Exercise description: Give every entry again, word for word.

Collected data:
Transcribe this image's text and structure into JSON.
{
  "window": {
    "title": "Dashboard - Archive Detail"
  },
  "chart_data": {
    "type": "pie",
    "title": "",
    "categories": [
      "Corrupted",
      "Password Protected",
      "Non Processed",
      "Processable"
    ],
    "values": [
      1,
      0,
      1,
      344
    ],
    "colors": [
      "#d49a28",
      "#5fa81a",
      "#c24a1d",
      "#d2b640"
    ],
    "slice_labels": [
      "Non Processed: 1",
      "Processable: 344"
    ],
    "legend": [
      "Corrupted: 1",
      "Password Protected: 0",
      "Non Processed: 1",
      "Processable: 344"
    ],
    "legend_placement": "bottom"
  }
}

Task result:
Transcribe this image's text and structure into JSON.
{
  "window": {
    "title": "Dashboard - Archive Detail"
  },
  "chart_data": {
    "type": "pie",
    "title": "",
    "categories": [
      "Corrupted",
      "Password Protected",
      "Non Processed",
      "Processable"
    ],
    "values": [
      1,
      0,
      1,
      344
    ],
    "colors": [
      "#d49a28",
      "#5fa81a",
      "#c24a1d",
      "#d2b640"
    ],
    "slice_labels": [
      "Non Processed: 1",
      "Processable: 344"
    ],
    "legend": [
      "Corrupted: 1",
      "Password Protected: 0",
      "Non Processed: 1",
      "Processable: 344"
    ],
    "legend_placement": "bottom"
  }
}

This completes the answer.